SOURCE TEXT
....
A picture being worth a thousand words, the output of a stochastic cellular automaton looks like the following image in practice:

SCA example

(NOTE: Please see animated version there).

Stochastic cellular automata are widely used to describe the dynamics of landscapes, for example, forests or corals growing over space. Yet, implementations are often ad-hoc, and done by the authors themselves, which is prone to bugs and often leads to slow implementations. chouca tries to avoid this by providing a common base onto which such models can be built. The goal is for the user to declare the probabilities of state transitions of the model, then chouca handles the rest.

chouca supports a wide selection of models, while preserving decent performance. This is done by writing most of the code in C++, and being able to emit and compile C++ code on the fly for a specific model at run time. This enables compiler optimizations that would be impossible with pre-compiled code, and often improves simulation speed by one or two orders of magnitude. chouca can also use a memoisation-based strategy to run simulations, in which probabilities are not recomputed for each cell at each iteration, providing another boost in performance. For supported models, chouca can be 3 to 4 orders of magnitude faster than common implementations.
....
AIM A
Repeat the passage of the text on stochastic cellular automata starting with "A picture being" and going on through "animated version there).".
The rows that come after this text have no connection to it.

(Layout annotation rows)
....
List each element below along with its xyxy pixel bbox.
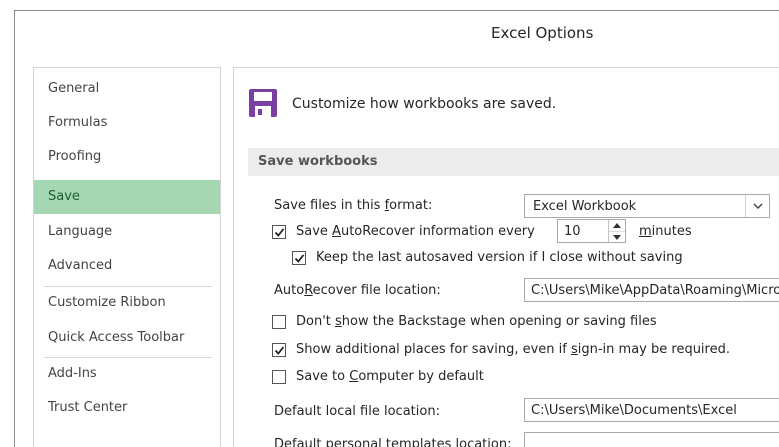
sidebar-item-quick-access-toolbar[interactable]: Quick Access Toolbar (34, 321, 220, 355)
checkmark-icon (294, 254, 305, 263)
triangle-down-icon (613, 235, 621, 240)
dropdown-button[interactable] (745, 195, 769, 217)
autorecover-minutes-spinner[interactable]: 10 (557, 219, 626, 243)
sidebar-item-save[interactable]: Save (34, 180, 220, 214)
sidebar-item-label: Customize Ribbon (48, 295, 166, 310)
checkmark-icon (274, 228, 285, 237)
show-additional-places-label: Show additional places for saving, even … (296, 342, 730, 357)
default-local-location-value: C:\Users\Mike\Documents\Excel (531, 403, 737, 418)
dont-show-backstage-label: Don't show the Backstage when opening or… (296, 314, 657, 329)
excel-options-dialog: Excel Options General Formulas Proofing … (14, 10, 779, 447)
triangle-up-icon (613, 223, 621, 228)
sidebar-item-label: Save (48, 189, 80, 204)
keep-last-autosaved-label: Keep the last autosaved version if I clo… (316, 250, 683, 265)
save-to-computer-checkbox[interactable] (272, 370, 286, 384)
sidebar-item-label: Trust Center (48, 400, 128, 415)
sidebar-item-add-ins[interactable]: Add-Ins (34, 357, 220, 391)
sidebar-item-label: Advanced (48, 258, 113, 273)
spinner-down-button[interactable] (609, 231, 625, 242)
sidebar-item-label: Add-Ins (48, 366, 97, 381)
dont-show-backstage-checkbox[interactable] (272, 315, 286, 329)
sidebar-item-proofing[interactable]: Proofing (34, 140, 220, 174)
default-local-location-label: Default local file location: (274, 404, 440, 419)
save-format-label: Save files in this format: (274, 198, 433, 213)
title-bar: Excel Options (15, 11, 779, 57)
sidebar-item-general[interactable]: General (34, 72, 220, 106)
autorecover-minutes-value: 10 (564, 224, 581, 239)
autorecover-label: Save AutoRecover information every (296, 224, 535, 239)
keep-last-autosaved-checkbox[interactable] (292, 251, 306, 265)
sidebar-item-formulas[interactable]: Formulas (34, 106, 220, 140)
save-to-computer-label: Save to Computer by default (296, 369, 484, 384)
sidebar-item-language[interactable]: Language (34, 215, 220, 249)
autorecover-location-label: AutoRecover file location: (274, 283, 441, 298)
options-sidebar: General Formulas Proofing Save Language … (33, 67, 221, 447)
spinner-up-button[interactable] (609, 220, 625, 231)
checkmark-icon (274, 346, 285, 355)
default-templates-location-input[interactable] (524, 432, 779, 447)
chevron-down-icon (753, 203, 763, 210)
section-header-save-workbooks: Save workbooks (248, 148, 779, 176)
autorecover-location-input[interactable]: C:\Users\Mike\AppData\Roaming\Microsoft\… (524, 278, 779, 302)
dialog-title: Excel Options (491, 24, 594, 42)
save-format-dropdown[interactable]: Excel Workbook (524, 194, 770, 218)
minutes-label: minutes (639, 224, 692, 239)
sidebar-item-trust-center[interactable]: Trust Center (34, 391, 220, 425)
default-local-location-input[interactable]: C:\Users\Mike\Documents\Excel (524, 398, 779, 422)
autorecover-checkbox[interactable] (272, 225, 286, 239)
show-additional-places-checkbox[interactable] (272, 343, 286, 357)
sidebar-item-label: General (48, 81, 100, 96)
page-header-text: Customize how workbooks are saved. (292, 96, 557, 112)
autorecover-location-value: C:\Users\Mike\AppData\Roaming\Microsoft\… (531, 283, 779, 298)
sidebar-item-advanced[interactable]: Advanced (34, 249, 220, 283)
sidebar-item-label: Language (48, 224, 113, 239)
sidebar-item-label: Formulas (48, 115, 108, 130)
floppy-disk-icon (249, 89, 277, 117)
sidebar-item-label: Proofing (48, 149, 102, 164)
spinner-buttons (608, 220, 625, 242)
sidebar-item-customize-ribbon[interactable]: Customize Ribbon (34, 286, 220, 320)
sidebar-item-label: Quick Access Toolbar (48, 330, 185, 345)
section-title: Save workbooks (258, 154, 378, 169)
save-format-value: Excel Workbook (533, 199, 637, 214)
options-main-panel: Customize how workbooks are saved. Save … (233, 67, 779, 447)
default-templates-location-label: Default personal templates location: (274, 437, 512, 447)
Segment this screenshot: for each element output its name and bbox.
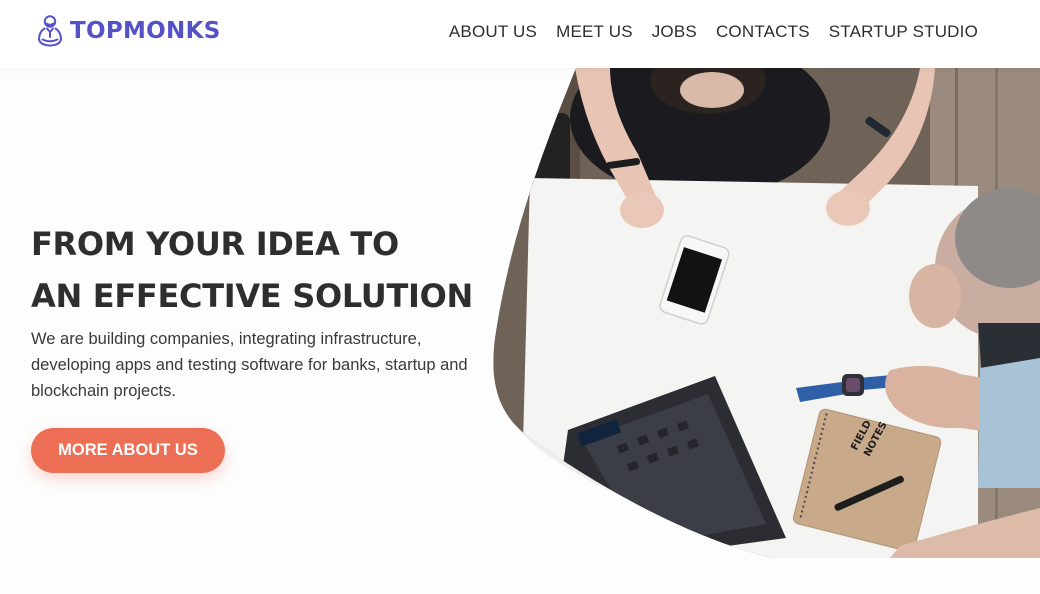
nav-meet-us[interactable]: MEET US [556,22,633,42]
monk-logo-icon [38,15,62,47]
nav-jobs[interactable]: JOBS [652,22,697,42]
nav-about-us[interactable]: ABOUT US [449,22,537,42]
hero-headline: FROM YOUR IDEA TO AN EFFECTIVE SOLUTION [31,218,501,322]
nav-startup-studio[interactable]: STARTUP STUDIO [829,22,978,42]
hero-headline-line-2: AN EFFECTIVE SOLUTION [31,277,474,315]
hero-description: We are building companies, integrating i… [31,330,468,400]
nav-contacts[interactable]: CONTACTS [716,22,810,42]
hero-photo: FIELD NOTES [493,68,1040,558]
brand-name: TOPMONKS [70,18,221,44]
main-nav: ABOUT US MEET US JOBS CONTACTS STARTUP S… [449,22,978,42]
hero-headline-line-1: FROM YOUR IDEA TO [31,225,399,263]
logo[interactable]: TOPMONKS [36,14,221,48]
site-header: TOPMONKS ABOUT US MEET US JOBS CONTACTS … [0,0,1040,68]
more-about-us-button[interactable]: MORE ABOUT US [31,428,225,473]
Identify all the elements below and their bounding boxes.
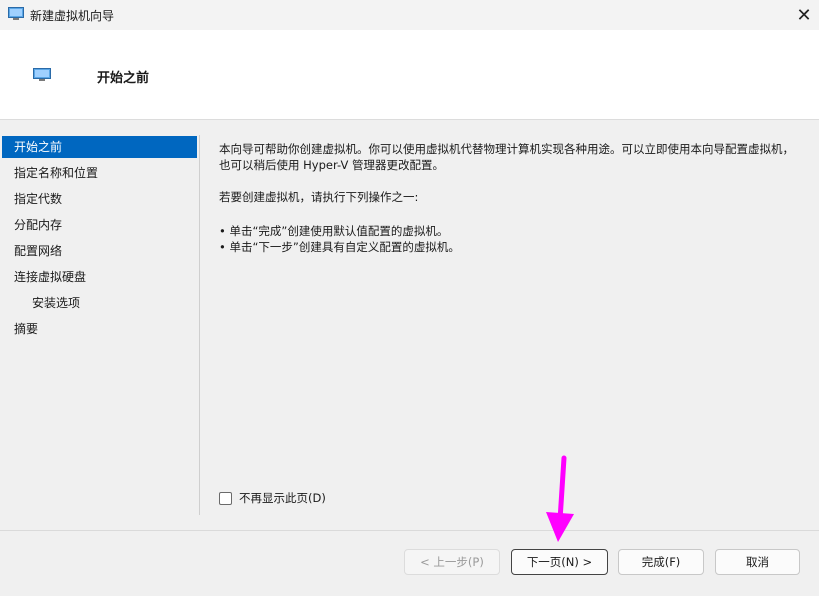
....
AIM B
Give as a JSON list of strings the rows starting with the line with "sidebar-item-quick-access-toolbar[interactable]: Quick Access" and going on through the line with "sidebar-item-save[interactable]: Save (34, 180, 220, 214)", one string per line.

CORRECT OUTPUT A
A picture being worth a thousand words, the output of a stochastic cellular automaton looks like the following image in practice:

SCA example

(NOTE: Please see animated version there).

CORRECT OUTPUT B
[
  "sidebar-item-quick-access-toolbar[interactable]: Quick Access Toolbar (34, 321, 220, 355)",
  "checkmark-icon (294, 254, 305, 263)",
  "triangle-down-icon (613, 235, 621, 240)",
  "dropdown-button[interactable] (745, 195, 769, 217)",
  "autorecover-minutes-spinner[interactable]: 10 (557, 219, 626, 243)",
  "sidebar-item-save[interactable]: Save (34, 180, 220, 214)"
]